> DATASET ENTRIES
== == ==
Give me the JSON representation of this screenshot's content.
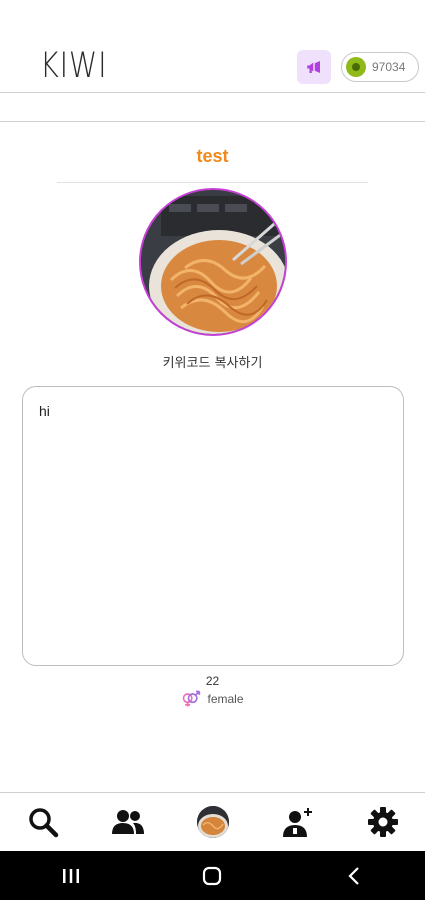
{
  "header": {
    "app_title": "KIWI",
    "coin_balance": "97034",
    "accent_color": "#efe0fb",
    "coin_color": "#8fba1a"
  },
  "profile": {
    "name": "test",
    "name_color": "#f08a1c",
    "ring_color": "#c63fd6",
    "copy_code_label": "키위코드 복사하기",
    "bio": "hi",
    "age": "22",
    "gender": "female"
  },
  "bottom_nav": {
    "items": [
      "search-icon",
      "friends-icon",
      "my-profile-avatar",
      "add-friend-icon",
      "settings-icon"
    ]
  },
  "system_nav": {
    "items": [
      "recent-apps-icon",
      "home-icon",
      "back-icon"
    ]
  }
}
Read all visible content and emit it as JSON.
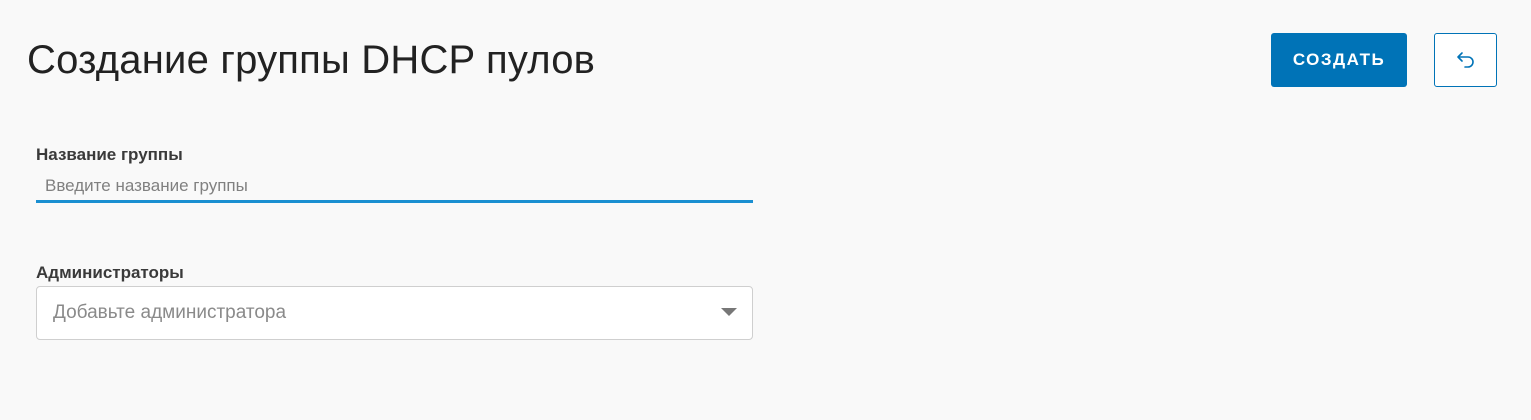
{
  "header": {
    "title": "Создание группы DHCP пулов",
    "create_label": "СОЗДАТЬ",
    "back_icon": "undo-arrow-icon"
  },
  "form": {
    "group_name": {
      "label": "Название группы",
      "placeholder": "Введите название группы",
      "value": ""
    },
    "administrators": {
      "label": "Администраторы",
      "placeholder": "Добавьте администратора"
    }
  },
  "colors": {
    "accent": "#0073b7",
    "input_underline": "#1a8fd1",
    "background": "#f9f9f9"
  }
}
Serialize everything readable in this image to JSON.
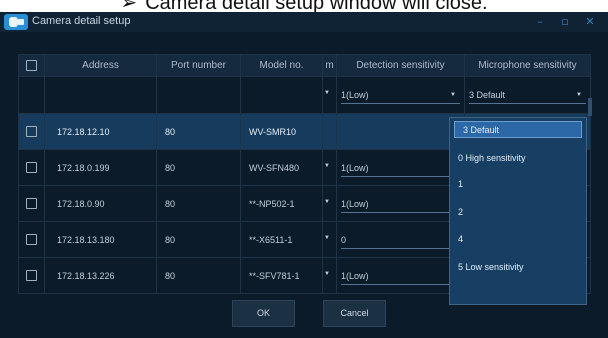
{
  "caption": {
    "bullet": "➢",
    "text": "Camera detail setup window will close."
  },
  "window": {
    "title": "Camera detail setup",
    "minimize_glyph": "–",
    "maximize_glyph": "▫",
    "close_glyph": "✕"
  },
  "table": {
    "columns": [
      "Address",
      "Port number",
      "Model no.",
      "m",
      "Detection sensitivity",
      "Microphone sensitivity"
    ],
    "blank_row": {
      "detection": "1(Low)",
      "microphone": "3 Default"
    },
    "rows": [
      {
        "address": "172.18.12.10",
        "port": "80",
        "model": "WV-SMR10",
        "detection": "",
        "selected": true
      },
      {
        "address": "172.18.0.199",
        "port": "80",
        "model": "WV-SFN480",
        "detection": "1(Low)",
        "selected": false
      },
      {
        "address": "172.18.0.90",
        "port": "80",
        "model": "**-NP502-1",
        "detection": "1(Low)",
        "selected": false
      },
      {
        "address": "172.18.13.180",
        "port": "80",
        "model": "**-X6511-1",
        "detection": "0",
        "selected": false
      },
      {
        "address": "172.18.13.226",
        "port": "80",
        "model": "**-SFV781-1",
        "detection": "1(Low)",
        "selected": false
      }
    ]
  },
  "dropdown": {
    "options": [
      "3 Default",
      "0 High sensitivity",
      "1",
      "2",
      "4",
      "5 Low sensitivity"
    ],
    "selected": "3 Default"
  },
  "buttons": {
    "ok": "OK",
    "cancel": "Cancel"
  },
  "icons": {
    "app": "camera-app-icon",
    "dropdown_arrow": "chevron-down-icon",
    "checkbox": "checkbox-icon"
  },
  "colors": {
    "window_bg": "#0c1b2a",
    "header_bg": "#152a3e",
    "selected_row": "#163b5c",
    "dropdown_bg": "#163f63",
    "dropdown_active": "#2c67a8"
  }
}
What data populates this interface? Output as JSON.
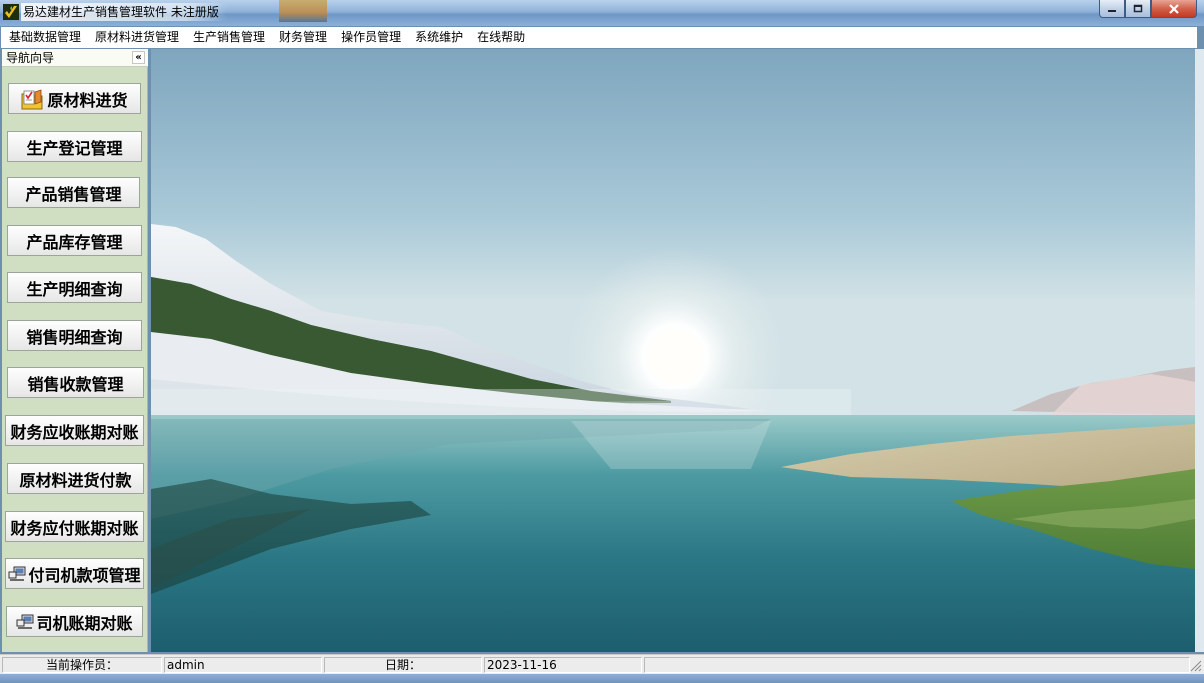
== == ==
> TASK GOAL
Output every entry word for word, but omit the pictures.

> OUTPUT BELOW
Give me the JSON representation of this screenshot's content.
{
  "header": {
    "app_title": "KIWI",
    "coin_balance": "97034",
    "accent_color": "#efe0fb",
    "coin_color": "#8fba1a"
  },
  "profile": {
    "name": "test",
    "name_color": "#f08a1c",
    "ring_color": "#c63fd6",
    "copy_code_label": "키위코드 복사하기",
    "bio": "hi",
    "age": "22",
    "gender": "female"
  },
  "bottom_nav": {
    "items": [
      "search-icon",
      "friends-icon",
      "my-profile-avatar",
      "add-friend-icon",
      "settings-icon"
    ]
  },
  "system_nav": {
    "items": [
      "recent-apps-icon",
      "home-icon",
      "back-icon"
    ]
  }
}
Read all visible content and emit it as JSON.
{
  "header": {
    "title": "Создание группы DHCP пулов",
    "create_label": "СОЗДАТЬ",
    "back_icon": "undo-arrow-icon"
  },
  "form": {
    "group_name": {
      "label": "Название группы",
      "placeholder": "Введите название группы",
      "value": ""
    },
    "administrators": {
      "label": "Администраторы",
      "placeholder": "Добавьте администратора"
    }
  },
  "colors": {
    "accent": "#0073b7",
    "input_underline": "#1a8fd1",
    "background": "#f9f9f9"
  }
}
Serialize everything readable in this image to JSON.
{
  "caption": {
    "bullet": "➢",
    "text": "Camera detail setup window will close."
  },
  "window": {
    "title": "Camera detail setup",
    "minimize_glyph": "–",
    "maximize_glyph": "▫",
    "close_glyph": "✕"
  },
  "table": {
    "columns": [
      "Address",
      "Port number",
      "Model no.",
      "m",
      "Detection sensitivity",
      "Microphone sensitivity"
    ],
    "blank_row": {
      "detection": "1(Low)",
      "microphone": "3 Default"
    },
    "rows": [
      {
        "address": "172.18.12.10",
        "port": "80",
        "model": "WV-SMR10",
        "detection": "",
        "selected": true
      },
      {
        "address": "172.18.0.199",
        "port": "80",
        "model": "WV-SFN480",
        "detection": "1(Low)",
        "selected": false
      },
      {
        "address": "172.18.0.90",
        "port": "80",
        "model": "**-NP502-1",
        "detection": "1(Low)",
        "selected": false
      },
      {
        "address": "172.18.13.180",
        "port": "80",
        "model": "**-X6511-1",
        "detection": "0",
        "selected": false
      },
      {
        "address": "172.18.13.226",
        "port": "80",
        "model": "**-SFV781-1",
        "detection": "1(Low)",
        "selected": false
      }
    ]
  },
  "dropdown": {
    "options": [
      "3 Default",
      "0 High sensitivity",
      "1",
      "2",
      "4",
      "5 Low sensitivity"
    ],
    "selected": "3 Default"
  },
  "buttons": {
    "ok": "OK",
    "cancel": "Cancel"
  },
  "icons": {
    "app": "camera-app-icon",
    "dropdown_arrow": "chevron-down-icon",
    "checkbox": "checkbox-icon"
  },
  "colors": {
    "window_bg": "#0c1b2a",
    "header_bg": "#152a3e",
    "selected_row": "#163b5c",
    "dropdown_bg": "#163f63",
    "dropdown_active": "#2c67a8"
  }
}
What data populates this interface? Output as JSON.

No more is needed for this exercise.